### Provided material
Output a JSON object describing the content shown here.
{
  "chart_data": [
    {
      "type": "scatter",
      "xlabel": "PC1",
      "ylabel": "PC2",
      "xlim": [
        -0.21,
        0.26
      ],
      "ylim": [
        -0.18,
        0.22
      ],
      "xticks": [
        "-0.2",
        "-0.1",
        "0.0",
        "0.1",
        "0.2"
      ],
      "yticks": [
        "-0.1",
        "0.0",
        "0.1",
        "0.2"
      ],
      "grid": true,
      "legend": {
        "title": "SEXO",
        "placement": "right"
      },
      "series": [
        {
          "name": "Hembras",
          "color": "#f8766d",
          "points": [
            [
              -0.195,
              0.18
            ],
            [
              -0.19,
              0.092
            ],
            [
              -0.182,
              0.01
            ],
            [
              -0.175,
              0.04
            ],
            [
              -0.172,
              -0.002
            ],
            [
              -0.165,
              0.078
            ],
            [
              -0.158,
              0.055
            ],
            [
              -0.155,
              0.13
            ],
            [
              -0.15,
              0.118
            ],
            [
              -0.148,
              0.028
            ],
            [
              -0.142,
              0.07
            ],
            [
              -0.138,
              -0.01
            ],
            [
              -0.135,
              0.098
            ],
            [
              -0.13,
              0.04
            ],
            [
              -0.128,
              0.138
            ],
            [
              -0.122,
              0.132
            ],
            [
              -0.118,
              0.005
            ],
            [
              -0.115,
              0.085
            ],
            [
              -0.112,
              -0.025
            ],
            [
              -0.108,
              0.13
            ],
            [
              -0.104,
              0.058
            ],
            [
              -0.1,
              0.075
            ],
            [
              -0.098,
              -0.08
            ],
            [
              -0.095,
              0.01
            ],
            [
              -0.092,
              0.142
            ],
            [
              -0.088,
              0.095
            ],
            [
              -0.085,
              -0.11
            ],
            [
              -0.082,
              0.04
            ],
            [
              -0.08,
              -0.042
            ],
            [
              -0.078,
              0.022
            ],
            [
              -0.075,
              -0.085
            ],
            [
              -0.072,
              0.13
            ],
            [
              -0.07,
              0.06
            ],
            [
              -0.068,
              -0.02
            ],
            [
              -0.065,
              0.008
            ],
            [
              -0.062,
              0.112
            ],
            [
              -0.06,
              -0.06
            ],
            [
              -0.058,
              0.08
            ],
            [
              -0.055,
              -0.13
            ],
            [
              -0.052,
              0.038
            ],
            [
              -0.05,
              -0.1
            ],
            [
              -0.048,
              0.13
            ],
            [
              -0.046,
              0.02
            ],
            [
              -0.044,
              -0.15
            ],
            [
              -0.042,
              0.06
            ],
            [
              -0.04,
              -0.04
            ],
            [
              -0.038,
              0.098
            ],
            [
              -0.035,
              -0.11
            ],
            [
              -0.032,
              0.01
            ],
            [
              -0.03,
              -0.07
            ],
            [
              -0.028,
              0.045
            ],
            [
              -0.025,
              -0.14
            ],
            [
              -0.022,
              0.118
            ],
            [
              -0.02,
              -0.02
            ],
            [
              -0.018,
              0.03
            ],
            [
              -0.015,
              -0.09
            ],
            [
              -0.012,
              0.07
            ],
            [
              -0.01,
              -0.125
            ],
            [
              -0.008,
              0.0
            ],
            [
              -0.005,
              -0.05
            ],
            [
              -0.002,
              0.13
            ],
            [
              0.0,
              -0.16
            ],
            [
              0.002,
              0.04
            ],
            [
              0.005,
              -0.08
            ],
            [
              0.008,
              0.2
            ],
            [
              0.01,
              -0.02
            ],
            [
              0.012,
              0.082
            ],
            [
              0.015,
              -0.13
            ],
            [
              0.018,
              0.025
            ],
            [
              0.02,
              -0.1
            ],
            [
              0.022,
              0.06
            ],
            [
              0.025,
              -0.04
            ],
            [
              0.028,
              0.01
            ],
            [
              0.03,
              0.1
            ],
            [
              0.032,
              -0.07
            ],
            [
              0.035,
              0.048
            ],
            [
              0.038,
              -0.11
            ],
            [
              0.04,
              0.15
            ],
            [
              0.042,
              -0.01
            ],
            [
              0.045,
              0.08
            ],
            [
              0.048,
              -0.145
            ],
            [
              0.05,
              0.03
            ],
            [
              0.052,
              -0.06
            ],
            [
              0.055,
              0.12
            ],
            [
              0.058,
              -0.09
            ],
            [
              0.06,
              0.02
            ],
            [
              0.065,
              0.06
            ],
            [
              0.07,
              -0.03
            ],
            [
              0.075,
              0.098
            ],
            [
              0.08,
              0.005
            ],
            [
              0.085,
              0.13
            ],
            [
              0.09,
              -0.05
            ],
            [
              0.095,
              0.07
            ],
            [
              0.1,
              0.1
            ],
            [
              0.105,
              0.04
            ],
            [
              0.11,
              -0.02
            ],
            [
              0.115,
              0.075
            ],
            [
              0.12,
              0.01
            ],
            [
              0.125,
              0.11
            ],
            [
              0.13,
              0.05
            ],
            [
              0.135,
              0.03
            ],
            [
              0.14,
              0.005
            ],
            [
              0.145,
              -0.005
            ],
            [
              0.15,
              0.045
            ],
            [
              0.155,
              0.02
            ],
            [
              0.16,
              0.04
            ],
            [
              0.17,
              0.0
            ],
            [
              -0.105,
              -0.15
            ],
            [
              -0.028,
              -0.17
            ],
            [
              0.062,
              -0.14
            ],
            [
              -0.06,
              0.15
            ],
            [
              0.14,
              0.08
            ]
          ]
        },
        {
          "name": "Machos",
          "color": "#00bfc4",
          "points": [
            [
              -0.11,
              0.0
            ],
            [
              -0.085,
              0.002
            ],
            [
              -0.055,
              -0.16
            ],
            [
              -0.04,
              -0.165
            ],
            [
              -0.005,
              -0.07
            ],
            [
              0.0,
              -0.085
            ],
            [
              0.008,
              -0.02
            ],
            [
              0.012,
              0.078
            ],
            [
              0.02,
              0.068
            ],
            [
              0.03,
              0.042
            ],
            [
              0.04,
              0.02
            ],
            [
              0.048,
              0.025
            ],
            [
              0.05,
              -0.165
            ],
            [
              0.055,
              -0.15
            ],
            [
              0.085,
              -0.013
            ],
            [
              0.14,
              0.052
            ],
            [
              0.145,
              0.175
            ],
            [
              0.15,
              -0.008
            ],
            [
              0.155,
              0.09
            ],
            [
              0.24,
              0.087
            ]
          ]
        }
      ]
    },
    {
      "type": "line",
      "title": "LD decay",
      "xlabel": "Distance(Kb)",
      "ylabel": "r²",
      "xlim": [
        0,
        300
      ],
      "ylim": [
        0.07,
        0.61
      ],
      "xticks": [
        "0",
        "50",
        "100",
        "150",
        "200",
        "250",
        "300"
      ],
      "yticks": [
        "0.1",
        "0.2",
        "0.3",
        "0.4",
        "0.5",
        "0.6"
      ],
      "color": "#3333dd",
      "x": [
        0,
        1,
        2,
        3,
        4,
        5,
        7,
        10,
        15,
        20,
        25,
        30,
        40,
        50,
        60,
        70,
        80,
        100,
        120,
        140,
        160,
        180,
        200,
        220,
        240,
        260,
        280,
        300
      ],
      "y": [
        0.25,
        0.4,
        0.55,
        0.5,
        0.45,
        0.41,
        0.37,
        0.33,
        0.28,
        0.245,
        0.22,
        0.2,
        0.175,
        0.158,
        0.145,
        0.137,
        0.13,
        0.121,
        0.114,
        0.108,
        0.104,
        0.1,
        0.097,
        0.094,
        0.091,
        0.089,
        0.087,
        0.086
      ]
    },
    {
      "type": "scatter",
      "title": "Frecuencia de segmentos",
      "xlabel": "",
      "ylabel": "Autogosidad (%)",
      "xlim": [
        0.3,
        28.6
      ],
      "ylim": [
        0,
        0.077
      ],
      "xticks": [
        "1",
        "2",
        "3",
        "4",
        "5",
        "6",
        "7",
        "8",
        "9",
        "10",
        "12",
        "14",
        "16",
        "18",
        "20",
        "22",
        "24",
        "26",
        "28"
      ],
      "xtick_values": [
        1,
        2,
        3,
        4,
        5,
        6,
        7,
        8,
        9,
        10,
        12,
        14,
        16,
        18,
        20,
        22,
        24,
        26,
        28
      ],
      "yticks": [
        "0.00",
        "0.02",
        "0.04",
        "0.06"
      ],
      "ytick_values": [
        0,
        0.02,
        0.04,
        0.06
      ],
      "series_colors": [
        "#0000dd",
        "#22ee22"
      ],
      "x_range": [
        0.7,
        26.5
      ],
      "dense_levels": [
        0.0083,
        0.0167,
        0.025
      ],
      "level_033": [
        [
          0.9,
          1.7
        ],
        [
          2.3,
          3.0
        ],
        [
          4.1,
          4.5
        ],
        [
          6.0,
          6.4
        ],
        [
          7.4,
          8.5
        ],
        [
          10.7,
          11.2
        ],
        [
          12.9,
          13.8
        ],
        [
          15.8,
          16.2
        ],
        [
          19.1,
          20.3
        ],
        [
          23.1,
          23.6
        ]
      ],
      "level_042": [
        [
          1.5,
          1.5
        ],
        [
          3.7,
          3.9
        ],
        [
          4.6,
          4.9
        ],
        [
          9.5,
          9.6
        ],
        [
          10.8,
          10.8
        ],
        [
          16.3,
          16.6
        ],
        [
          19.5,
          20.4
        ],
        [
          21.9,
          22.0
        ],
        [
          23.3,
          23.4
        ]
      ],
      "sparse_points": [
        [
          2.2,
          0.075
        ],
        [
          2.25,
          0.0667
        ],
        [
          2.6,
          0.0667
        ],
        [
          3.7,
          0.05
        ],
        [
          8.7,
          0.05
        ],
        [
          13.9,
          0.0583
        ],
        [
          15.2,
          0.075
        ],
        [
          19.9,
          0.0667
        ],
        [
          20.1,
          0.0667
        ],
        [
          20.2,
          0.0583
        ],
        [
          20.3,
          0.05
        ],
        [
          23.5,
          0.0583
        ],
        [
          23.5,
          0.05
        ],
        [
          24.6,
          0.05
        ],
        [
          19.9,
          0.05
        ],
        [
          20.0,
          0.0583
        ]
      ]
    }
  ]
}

### What the task requires
Copy out each line of the data containing the string "title".

### Answer below
        "title": "SEXO",
      "title": "LD decay",
      "title": "Frecuencia de segmentos",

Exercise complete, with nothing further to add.